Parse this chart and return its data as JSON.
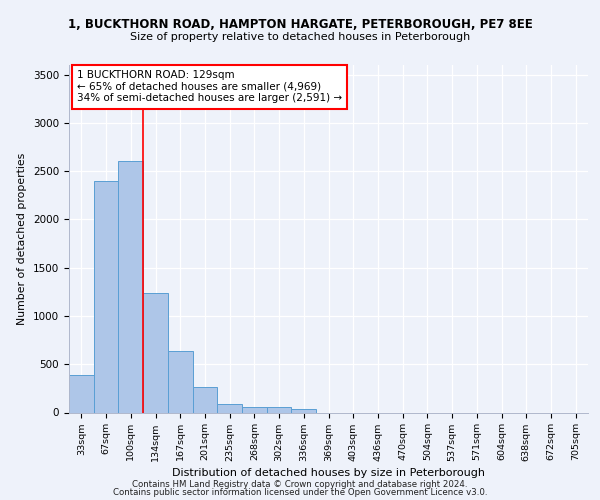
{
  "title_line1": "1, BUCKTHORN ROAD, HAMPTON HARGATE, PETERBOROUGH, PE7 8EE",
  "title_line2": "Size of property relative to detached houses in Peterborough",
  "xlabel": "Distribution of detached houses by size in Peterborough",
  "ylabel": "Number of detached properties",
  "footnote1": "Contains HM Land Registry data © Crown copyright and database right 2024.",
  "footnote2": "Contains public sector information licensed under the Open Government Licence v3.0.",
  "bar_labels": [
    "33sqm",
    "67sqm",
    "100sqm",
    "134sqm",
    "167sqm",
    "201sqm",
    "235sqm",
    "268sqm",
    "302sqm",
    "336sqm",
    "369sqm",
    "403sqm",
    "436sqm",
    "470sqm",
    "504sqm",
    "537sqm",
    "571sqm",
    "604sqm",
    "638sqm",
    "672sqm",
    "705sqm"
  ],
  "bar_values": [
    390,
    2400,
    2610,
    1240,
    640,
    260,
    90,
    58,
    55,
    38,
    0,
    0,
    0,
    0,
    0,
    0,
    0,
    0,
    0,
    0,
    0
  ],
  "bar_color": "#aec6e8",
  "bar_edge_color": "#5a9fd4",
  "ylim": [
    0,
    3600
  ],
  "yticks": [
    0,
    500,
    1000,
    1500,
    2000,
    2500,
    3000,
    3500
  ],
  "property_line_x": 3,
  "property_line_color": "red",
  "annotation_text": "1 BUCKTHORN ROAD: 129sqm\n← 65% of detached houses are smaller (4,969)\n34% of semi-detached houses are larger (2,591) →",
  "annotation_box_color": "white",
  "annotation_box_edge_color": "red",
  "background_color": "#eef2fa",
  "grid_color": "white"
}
==
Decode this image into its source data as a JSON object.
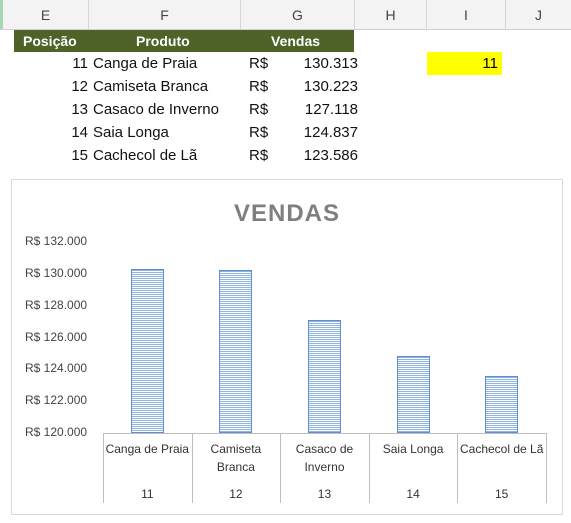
---
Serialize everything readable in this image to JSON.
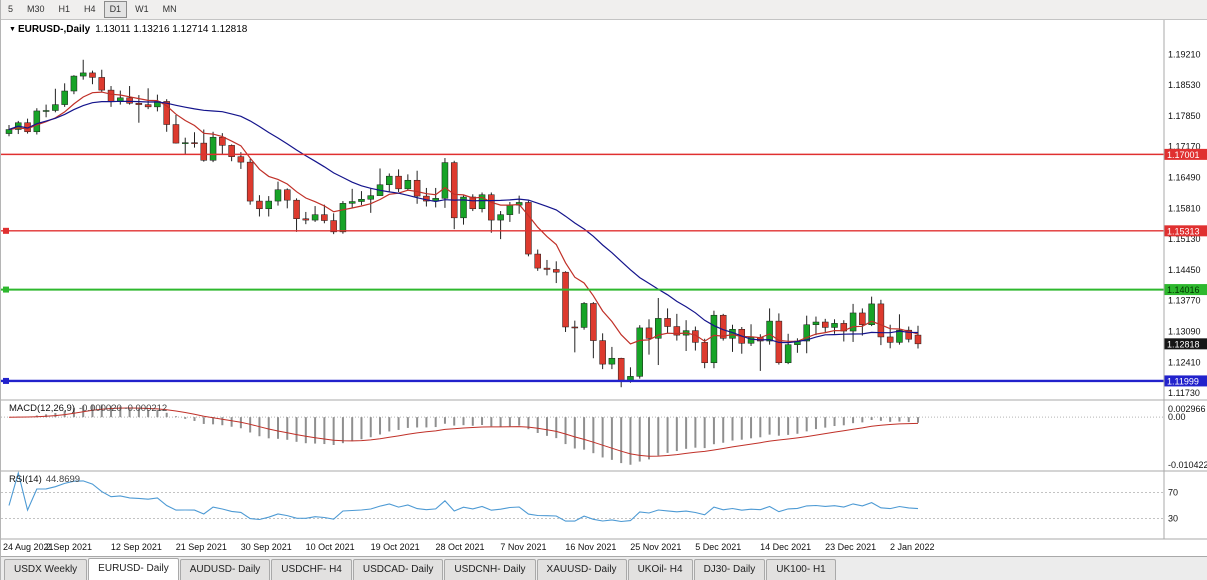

■ WHAT TO WORK ON
From the material above, count the lines that include "image" and give only the total.

■ WRITTEN SOLUTION
2